WRITTEN REQUEST: Look for the string "JSON" in the lines and copy each line that has it.

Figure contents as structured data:
----

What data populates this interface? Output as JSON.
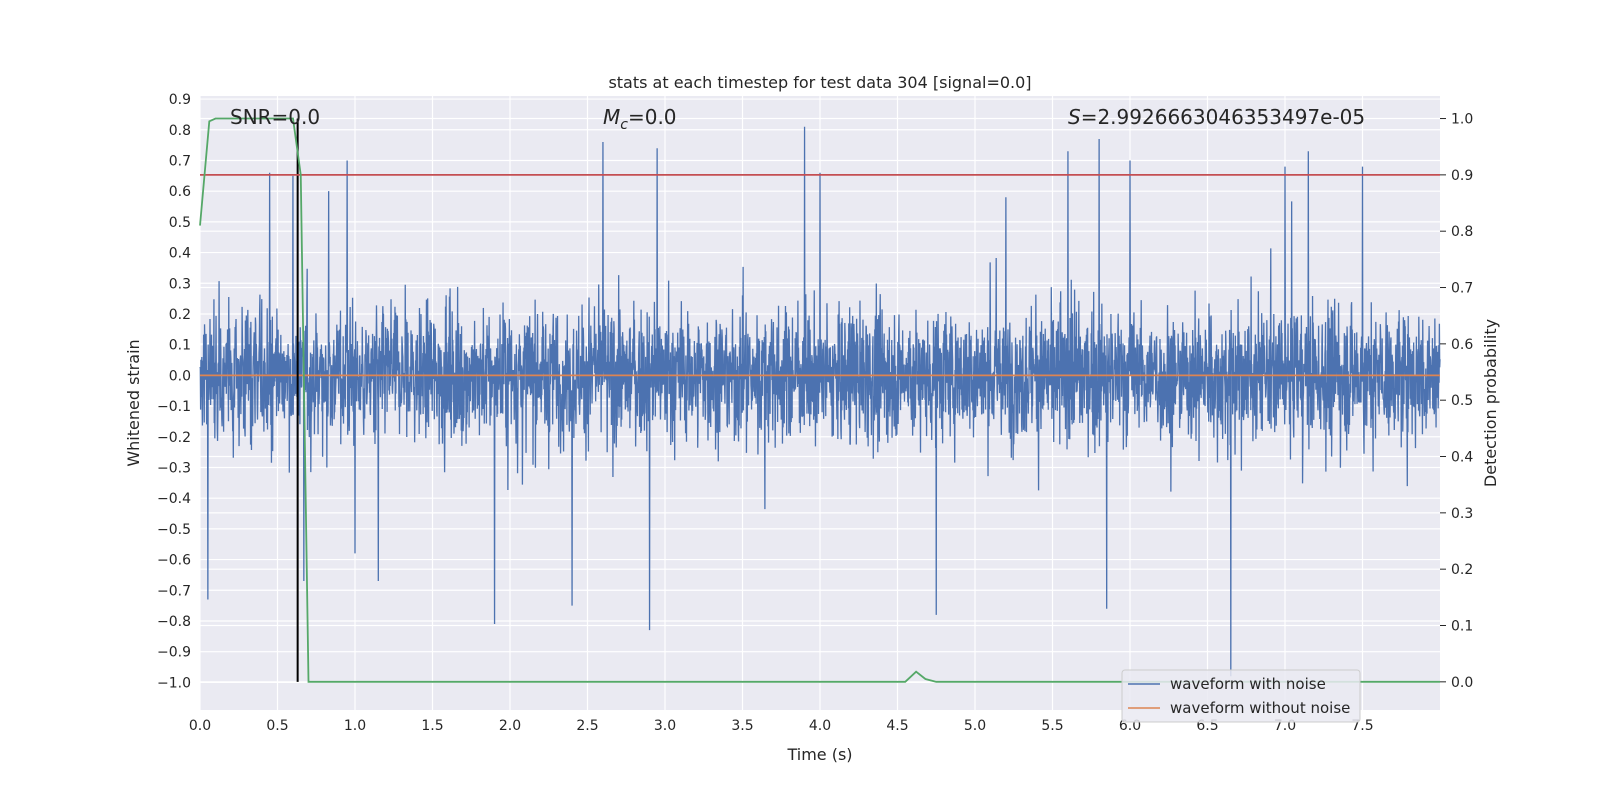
{
  "chart_data": {
    "type": "line",
    "title": "stats at each timestep for test data 304 [signal=0.0]",
    "xlabel": "Time (s)",
    "ylabel": "Whitened strain",
    "y2label": "Detection probability",
    "xlim": [
      0.0,
      8.0
    ],
    "ylim": [
      -1.09,
      0.91
    ],
    "y2lim": [
      -0.05,
      1.04
    ],
    "x_ticks": [
      0.0,
      0.5,
      1.0,
      1.5,
      2.0,
      2.5,
      3.0,
      3.5,
      4.0,
      4.5,
      5.0,
      5.5,
      6.0,
      6.5,
      7.0,
      7.5
    ],
    "x_tick_labels": [
      "0.0",
      "0.5",
      "1.0",
      "1.5",
      "2.0",
      "2.5",
      "3.0",
      "3.5",
      "4.0",
      "4.5",
      "5.0",
      "5.5",
      "6.0",
      "6.5",
      "7.0",
      "7.5"
    ],
    "y_ticks": [
      0.9,
      0.8,
      0.7,
      0.6,
      0.5,
      0.4,
      0.3,
      0.2,
      0.1,
      0.0,
      -0.1,
      -0.2,
      -0.3,
      -0.4,
      -0.5,
      -0.6,
      -0.7,
      -0.8,
      -0.9,
      -1.0
    ],
    "y_tick_labels": [
      "0.9",
      "0.8",
      "0.7",
      "0.6",
      "0.5",
      "0.4",
      "0.3",
      "0.2",
      "0.1",
      "0.0",
      "−0.1",
      "−0.2",
      "−0.3",
      "−0.4",
      "−0.5",
      "−0.6",
      "−0.7",
      "−0.8",
      "−0.9",
      "−1.0"
    ],
    "y2_ticks": [
      1.0,
      0.9,
      0.8,
      0.7,
      0.6,
      0.5,
      0.4,
      0.3,
      0.2,
      0.1,
      0.0
    ],
    "y2_tick_labels": [
      "1.0",
      "0.9",
      "0.8",
      "0.7",
      "0.6",
      "0.5",
      "0.4",
      "0.3",
      "0.2",
      "0.1",
      "0.0"
    ],
    "grid": true,
    "legend_position": "lower-right",
    "annotations": {
      "snr": "SNR=0.0",
      "mc_symbol": "M",
      "mc_subscript": "c",
      "mc_value": "=0.0",
      "s_symbol": "S",
      "s_value": "=2.9926663046353497e-05"
    },
    "series": [
      {
        "name": "waveform with noise",
        "color": "#4c72b0",
        "axis": "left",
        "sample_rate_hz": 512,
        "noise_envelope": 0.27,
        "peaks": [
          [
            0.05,
            -0.73
          ],
          [
            0.45,
            0.66
          ],
          [
            0.6,
            0.65
          ],
          [
            0.67,
            -0.67
          ],
          [
            0.83,
            0.6
          ],
          [
            0.95,
            0.7
          ],
          [
            1.0,
            -0.58
          ],
          [
            1.15,
            -0.67
          ],
          [
            1.9,
            -0.81
          ],
          [
            2.4,
            -0.75
          ],
          [
            2.6,
            0.76
          ],
          [
            2.9,
            -0.83
          ],
          [
            2.95,
            0.74
          ],
          [
            3.9,
            0.81
          ],
          [
            4.0,
            0.66
          ],
          [
            4.75,
            -0.78
          ],
          [
            5.2,
            0.58
          ],
          [
            5.6,
            0.73
          ],
          [
            5.8,
            0.77
          ],
          [
            5.85,
            -0.76
          ],
          [
            6.0,
            0.7
          ],
          [
            6.65,
            -0.98
          ],
          [
            7.0,
            0.68
          ],
          [
            7.15,
            0.73
          ],
          [
            7.5,
            0.68
          ]
        ]
      },
      {
        "name": "waveform without noise",
        "color": "#dd8452",
        "axis": "left",
        "x": [
          0.0,
          8.0
        ],
        "y": [
          0.0,
          0.0
        ]
      },
      {
        "color": "#55a868",
        "axis": "right",
        "x": [
          0.0,
          0.06,
          0.1,
          0.55,
          0.6,
          0.65,
          0.7,
          4.55,
          4.62,
          4.68,
          4.75,
          8.0
        ],
        "y": [
          0.81,
          0.995,
          1.0,
          1.0,
          1.0,
          0.9,
          0.0,
          0.0,
          0.018,
          0.005,
          0.0,
          0.0
        ]
      },
      {
        "color": "#c44e52",
        "axis": "right",
        "x": [
          0.0,
          8.0
        ],
        "y": [
          0.9,
          0.9
        ]
      }
    ],
    "vertical_marker": {
      "x": 0.63,
      "color": "#000000",
      "y2_range": [
        0.0,
        1.0
      ]
    }
  }
}
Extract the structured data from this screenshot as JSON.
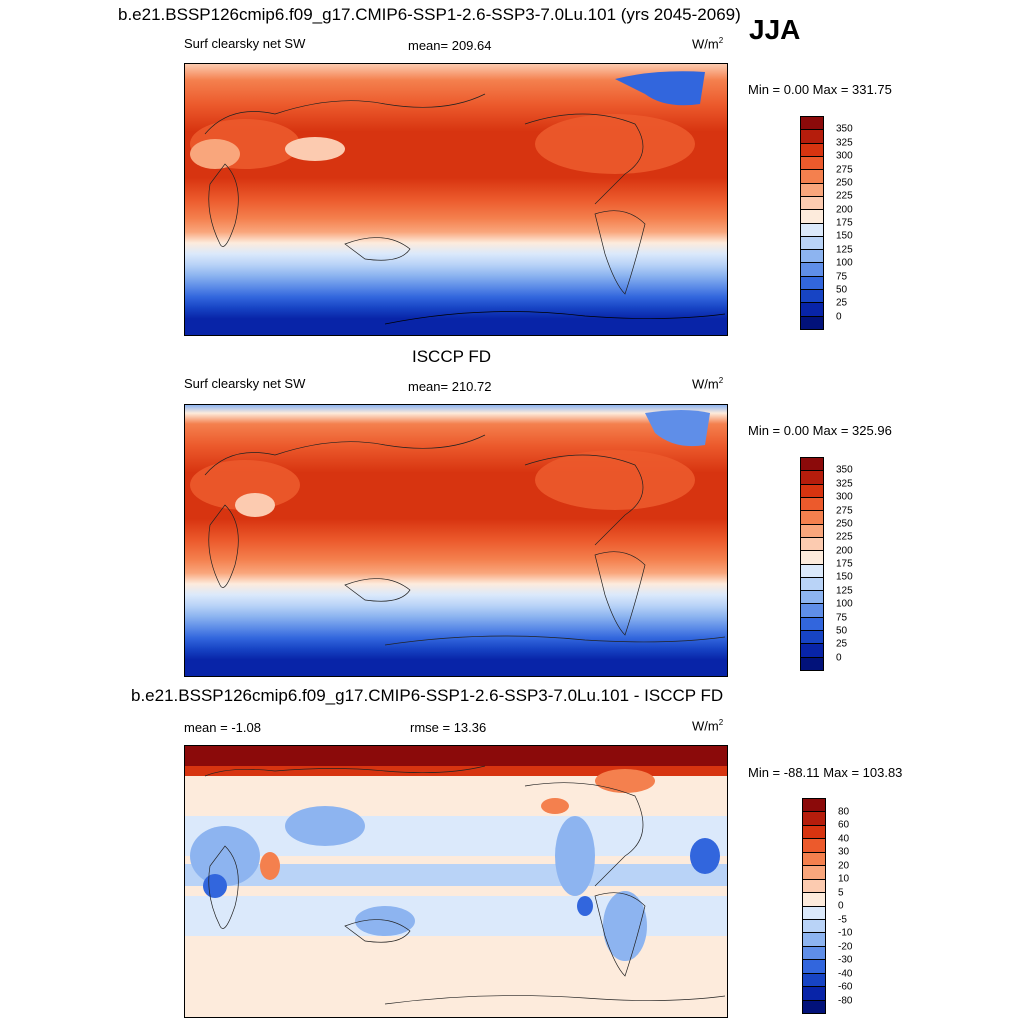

----

RESPONSE:
What data populates this interface? Output as JSON.
Extract the structured data from this screenshot as JSON.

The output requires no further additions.